- What to work on: Reproduce each line bearing the word "equation".

- Extracted records:
┌────────
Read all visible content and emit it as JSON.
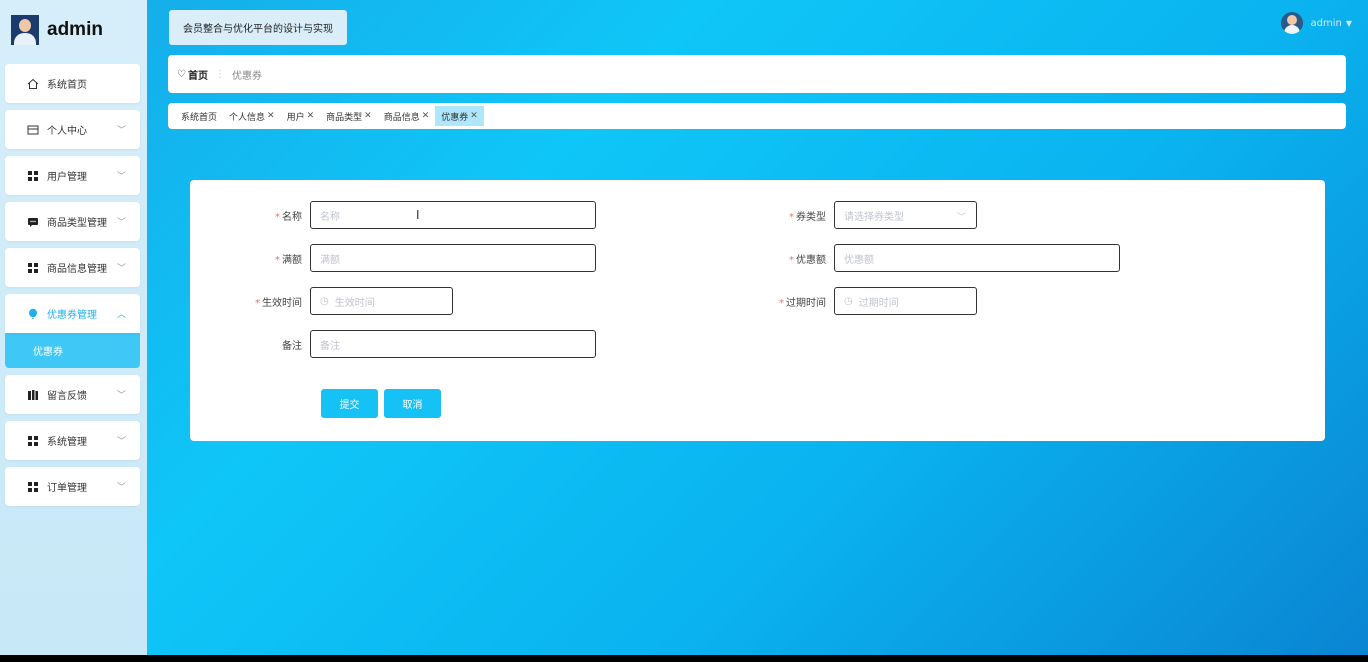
{
  "brand": {
    "name": "admin"
  },
  "sidebar": {
    "items": [
      {
        "label": "系统首页",
        "icon": "home-icon"
      },
      {
        "label": "个人中心",
        "icon": "card-icon"
      },
      {
        "label": "用户管理",
        "icon": "grid-icon"
      },
      {
        "label": "商品类型管理",
        "icon": "chat-icon"
      },
      {
        "label": "商品信息管理",
        "icon": "grid-icon"
      },
      {
        "label": "优惠券管理",
        "icon": "balloon-icon"
      },
      {
        "label": "留言反馈",
        "icon": "book-icon"
      },
      {
        "label": "系统管理",
        "icon": "grid-icon"
      },
      {
        "label": "订单管理",
        "icon": "grid-icon"
      }
    ],
    "submenu": {
      "label": "优惠券"
    }
  },
  "header": {
    "site_title": "会员整合与优化平台的设计与实现",
    "user_name": "admin"
  },
  "breadcrumb": {
    "home": "首页",
    "current": "优惠券"
  },
  "tags": [
    {
      "label": "系统首页",
      "closable": false
    },
    {
      "label": "个人信息",
      "closable": true
    },
    {
      "label": "用户",
      "closable": true
    },
    {
      "label": "商品类型",
      "closable": true
    },
    {
      "label": "商品信息",
      "closable": true
    },
    {
      "label": "优惠券",
      "closable": true,
      "active": true
    }
  ],
  "form": {
    "name": {
      "label": "名称",
      "placeholder": "名称",
      "required": true
    },
    "coupon_type": {
      "label": "券类型",
      "placeholder": "请选择券类型",
      "required": true
    },
    "full_amount": {
      "label": "满额",
      "placeholder": "满额",
      "required": true
    },
    "discount_amount": {
      "label": "优惠额",
      "placeholder": "优惠额",
      "required": true
    },
    "effective_time": {
      "label": "生效时间",
      "placeholder": "生效时间",
      "required": true
    },
    "expire_time": {
      "label": "过期时间",
      "placeholder": "过期时间",
      "required": true
    },
    "remark": {
      "label": "备注",
      "placeholder": "备注",
      "required": false
    },
    "submit_label": "提交",
    "cancel_label": "取消"
  },
  "colors": {
    "accent": "#16c2f5",
    "required": "#f56c6c",
    "active_menu_text": "#20b0ee"
  }
}
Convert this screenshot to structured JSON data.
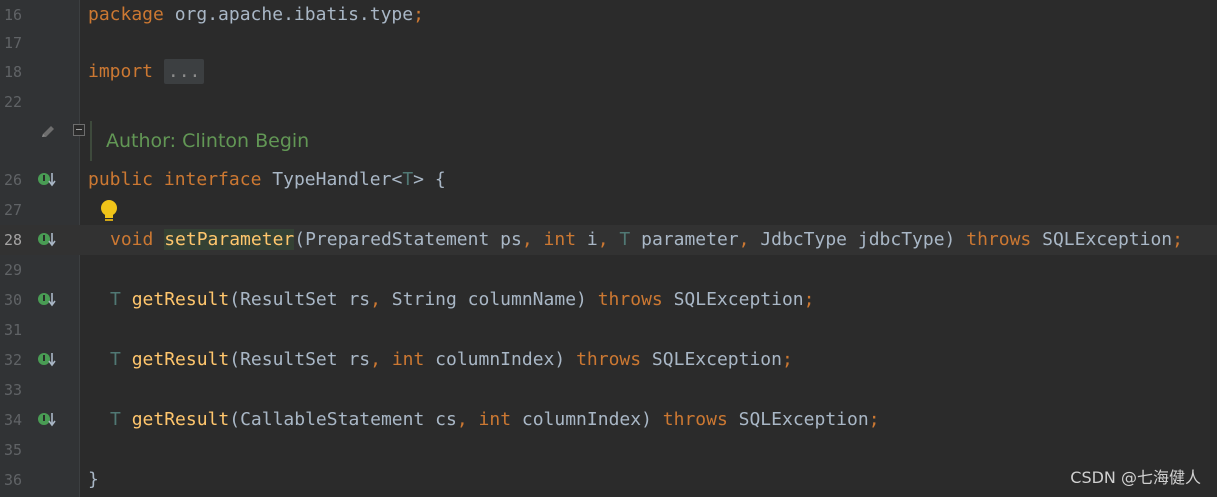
{
  "gutter": {
    "line_numbers": [
      "16",
      "17",
      "18",
      "22",
      "",
      "26",
      "27",
      "28",
      "29",
      "30",
      "31",
      "32",
      "33",
      "34",
      "35",
      "36"
    ],
    "current_line": "28"
  },
  "code": {
    "package_kw": "package",
    "package_name": " org.apache.ibatis.type",
    "semicolon": ";",
    "import_kw": "import",
    "import_folded": "...",
    "doc_author": "Author: Clinton Begin",
    "public_kw": "public",
    "interface_kw": "interface",
    "interface_name": "TypeHandler",
    "lt": "<",
    "type_param": "T",
    "gt_brace": "> {",
    "void_kw": "void",
    "set_parameter": "setParameter",
    "open_paren": "(",
    "prepared_statement": "PreparedStatement ps",
    "comma": ",",
    "int_kw": "int",
    "i_param": " i",
    "t_type": "T",
    "parameter": " parameter",
    "jdbc_type": " JdbcType jdbcType)",
    "throws_kw": "throws",
    "sql_exception": " SQLException",
    "get_result": "getResult",
    "resultset_rs": "ResultSet rs",
    "string_column": " String columnName)",
    "column_index": " columnIndex)",
    "callable_cs": "CallableStatement cs",
    "close_brace": "}"
  },
  "watermark": "CSDN @七海健人",
  "colors": {
    "background": "#2b2b2b",
    "keyword": "#cc7832",
    "method": "#ffc66d",
    "type_param": "#507874",
    "doc_comment": "#629755",
    "impl_icon": "#499c54"
  },
  "icons": [
    "edit-pencil-icon",
    "implemented-method-icon",
    "lightbulb-icon",
    "fold-toggle-icon"
  ]
}
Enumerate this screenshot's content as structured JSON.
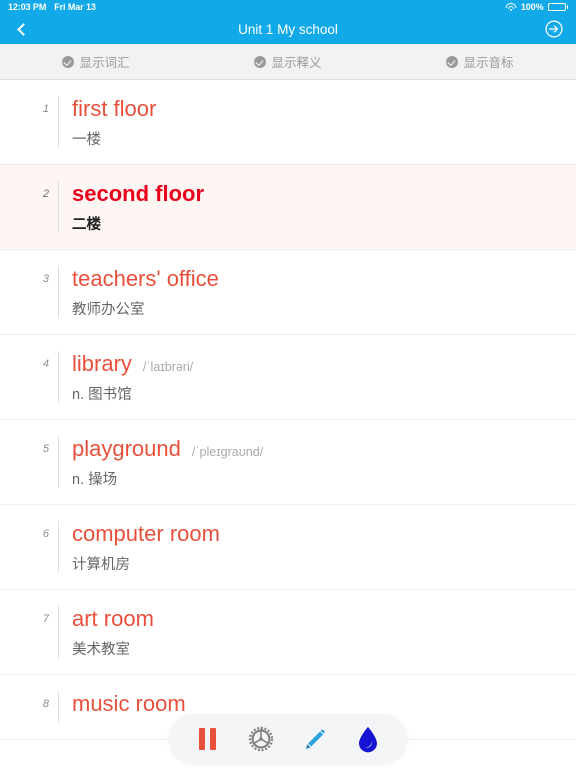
{
  "statusbar": {
    "time": "12:03 PM",
    "date": "Fri Mar 13",
    "battery_percent": "100%",
    "wifi_icon": "wifi-icon",
    "battery_icon": "battery-full-icon"
  },
  "navbar": {
    "title": "Unit 1 My school",
    "back_icon": "chevron-left-icon",
    "right_icon": "arrow-right-circle-icon"
  },
  "options": [
    {
      "label": "显示词汇",
      "checked": true,
      "icon": "check-circle-icon"
    },
    {
      "label": "显示释义",
      "checked": true,
      "icon": "check-circle-icon"
    },
    {
      "label": "显示音标",
      "checked": true,
      "icon": "check-circle-icon"
    }
  ],
  "words": [
    {
      "num": "1",
      "word": "first floor",
      "phonetic": "",
      "meaning": "一楼",
      "selected": false
    },
    {
      "num": "2",
      "word": "second floor",
      "phonetic": "",
      "meaning": "二楼",
      "selected": true
    },
    {
      "num": "3",
      "word": "teachers' office",
      "phonetic": "",
      "meaning": "教师办公室",
      "selected": false
    },
    {
      "num": "4",
      "word": "library",
      "phonetic": "/ˈlaɪbrəri/",
      "meaning": "n. 图书馆",
      "selected": false
    },
    {
      "num": "5",
      "word": "playground",
      "phonetic": "/ˈpleɪɡraʊnd/",
      "meaning": "n. 操场",
      "selected": false
    },
    {
      "num": "6",
      "word": "computer room",
      "phonetic": "",
      "meaning": "计算机房",
      "selected": false
    },
    {
      "num": "7",
      "word": "art room",
      "phonetic": "",
      "meaning": "美术教室",
      "selected": false
    },
    {
      "num": "8",
      "word": "music room",
      "phonetic": "",
      "meaning": "",
      "selected": false
    }
  ],
  "toolbar": {
    "buttons": [
      {
        "name": "pause-button",
        "icon": "pause-icon"
      },
      {
        "name": "settings-button",
        "icon": "gear-icon"
      },
      {
        "name": "edit-button",
        "icon": "pencil-icon"
      },
      {
        "name": "highlight-button",
        "icon": "droplet-icon"
      }
    ]
  },
  "colors": {
    "nav_blue": "#12a9e8",
    "word_red": "#e8503c",
    "selected_word_red": "#e8001c",
    "selected_row_bg": "#fdf6f2",
    "pencil_blue": "#1e9ad6",
    "droplet_blue": "#1414d2",
    "gear_gray": "#808080"
  }
}
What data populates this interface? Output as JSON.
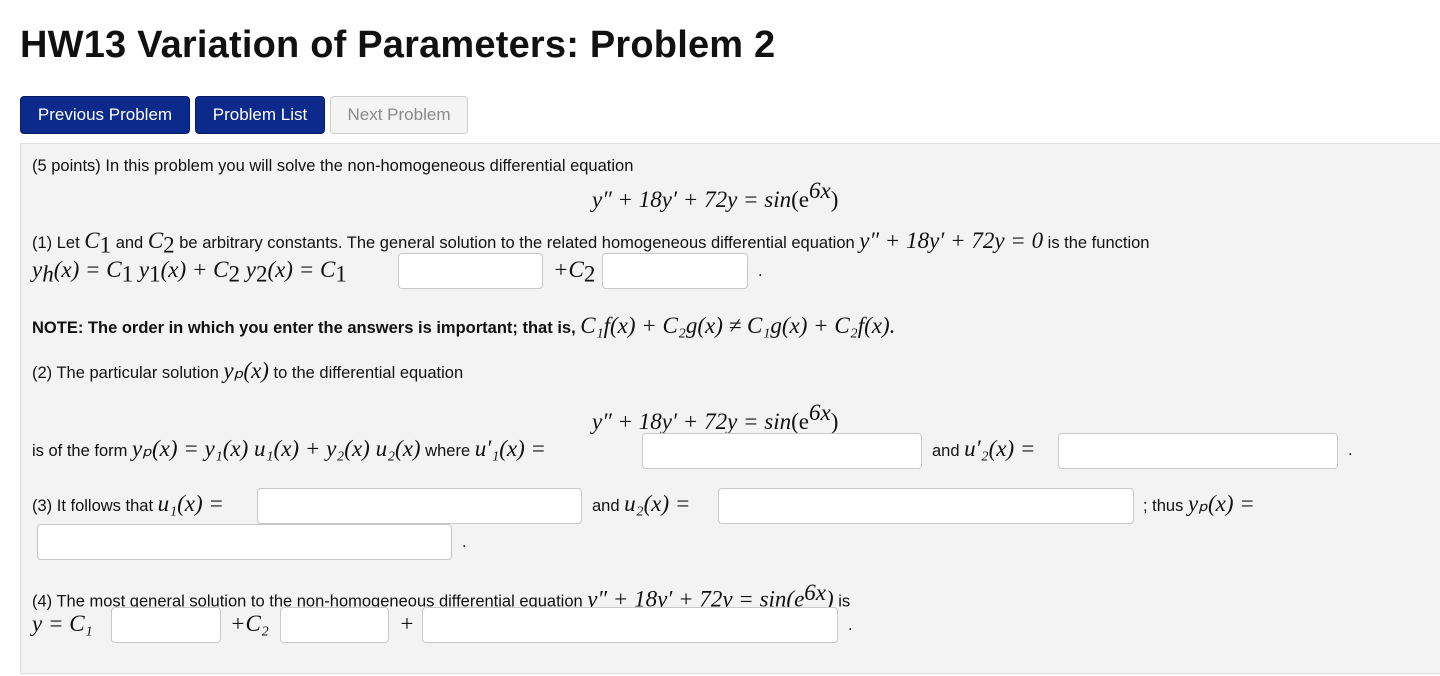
{
  "page": {
    "title": "HW13 Variation of Parameters: Problem 2"
  },
  "nav": {
    "prev_label": "Previous Problem",
    "list_label": "Problem List",
    "next_label": "Next Problem"
  },
  "problem": {
    "intro": "(5 points) In this problem you will solve the non-homogeneous differential equation",
    "ode_lhs": "y″ + 18y′ + 72y = sin",
    "ode_arg": "(e",
    "ode_exp": "6x",
    "ode_close": ")",
    "part1": {
      "text_a": "(1) Let ",
      "c1": "C",
      "text_and": " and ",
      "text_b": " be arbitrary constants. The general solution to the related homogeneous differential equation ",
      "hom_eq": "y″ + 18y′ + 72y = 0",
      "text_c": " is the function",
      "yh_expr": "y",
      "yh_rest": "(x) = C",
      "yh_mid": " y",
      "yh_mid2": "(x) + C",
      "yh_mid3": " y",
      "yh_end": "(x) = C",
      "plus_c2": "+C",
      "period": "."
    },
    "note": {
      "bold": "NOTE: The order in which you enter the answers is important; that is, ",
      "formula": "C₁f(x) + C₂g(x) ≠ C₁g(x) + C₂f(x).",
      "end": ""
    },
    "part2": {
      "text_a": "(2) The particular solution ",
      "yp": "yₚ(x)",
      "text_b": " to the differential equation",
      "form_text": "is of the form ",
      "form_eq": "yₚ(x) = y₁(x) u₁(x) + y₂(x) u₂(x)",
      "where": " where ",
      "u1p": "u′₁(x) =",
      "and": "and ",
      "u2p": "u′₂(x) =",
      "period": "."
    },
    "part3": {
      "text_a": "(3) It follows that ",
      "u1": "u₁(x) =",
      "and": "and ",
      "u2": "u₂(x) =",
      "thus": "; thus ",
      "yp": "yₚ(x) =",
      "period": "."
    },
    "part4": {
      "text_a": "(4) The most general solution to the non-homogeneous differential equation ",
      "eq": "y″ + 18y′ + 72y = sin(e",
      "exp": "6x",
      "eq_end": ")",
      "is": " is",
      "y_eq": "y = C₁",
      "plus_c2": "+C₂",
      "plus": "+",
      "period": "."
    }
  }
}
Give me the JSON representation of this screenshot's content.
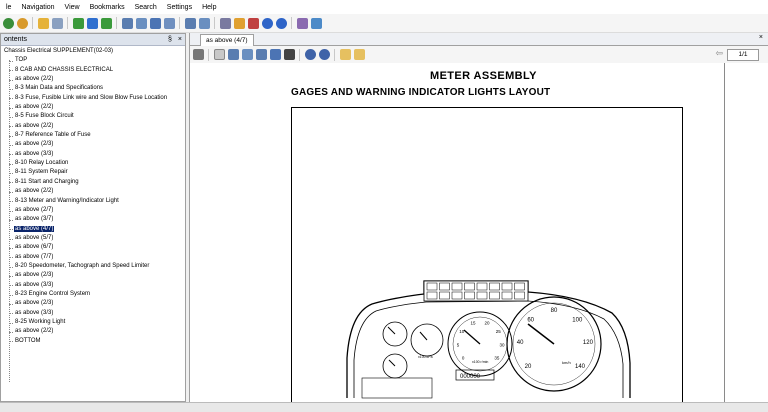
{
  "menu": [
    "le",
    "Navigation",
    "View",
    "Bookmarks",
    "Search",
    "Settings",
    "Help"
  ],
  "toolbar_icons": [
    "back-icon",
    "refresh-icon",
    "open-folder-icon",
    "export-icon",
    "arrow-left-icon",
    "arrow-right-icon",
    "home-icon",
    "print-preview-icon",
    "panel-icon",
    "document-icon",
    "window-icon",
    "layout-icon",
    "print-icon",
    "highlight-icon",
    "tools-icon",
    "info-icon",
    "help-icon",
    "note-icon",
    "pen-icon"
  ],
  "contents_panel": {
    "title": "ontents",
    "pin": "§",
    "close": "×",
    "root": "Chassis Electrical SUPPLEMENT(02-03)",
    "items": [
      "TOP",
      "8 CAB AND CHASSIS ELECTRICAL",
      "as above (2/2)",
      "8-3 Main Data and Specifications",
      "8-3 Fuse, Fusible Link wire and Slow Blow Fuse Location",
      "as above (2/2)",
      "8-5 Fuse Block Circuit",
      "as above (2/2)",
      "8-7 Reference Table of Fuse",
      "as above (2/3)",
      "as above (3/3)",
      "8-10 Relay Location",
      "8-11 System Repair",
      "8-11 Start and Charging",
      "as above (2/2)",
      "8-13 Meter and Warning/Indicator Light",
      "as above (2/7)",
      "as above (3/7)",
      "as above (4/7)",
      "as above (5/7)",
      "as above (6/7)",
      "as above (7/7)",
      "8-20 Speedometer, Tachograph and Speed Limiter",
      "as above (2/3)",
      "as above (3/3)",
      "8-23 Engine Control System",
      "as above (2/3)",
      "as above (3/3)",
      "8-25 Working Light",
      "as above (2/2)",
      "BOTTOM"
    ],
    "selected_index": 18
  },
  "document": {
    "tab": "as above (4/7)",
    "tab_close": "×",
    "page": "1/1",
    "prev": "⇦",
    "heading1": "METER ASSEMBLY",
    "heading2": "GAGES AND WARNING INDICATOR LIGHTS LAYOUT",
    "speedo_ticks": [
      "20",
      "40",
      "60",
      "80",
      "100",
      "120",
      "140"
    ],
    "speedo_unit": "km/h",
    "tacho_ticks": [
      "0",
      "5",
      "10",
      "15",
      "20",
      "25",
      "30",
      "35"
    ],
    "tacho_unit": "x100 r/min",
    "odometer": "000000",
    "gauge_unit": "x100 kPa"
  },
  "colors": {
    "selection": "#0a246a",
    "panel_header": "#dde3ec"
  }
}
└────────
- Full solution:
    "intro": "(5 points) In this problem you will solve the non-homogeneous differential equation",
      "text_b": " be arbitrary constants. The general solution to the related homogeneous differential equation ",
      "text_b": " to the differential equation",
      "text_a": "(4) The most general solution to the non-homogeneous differential equation ",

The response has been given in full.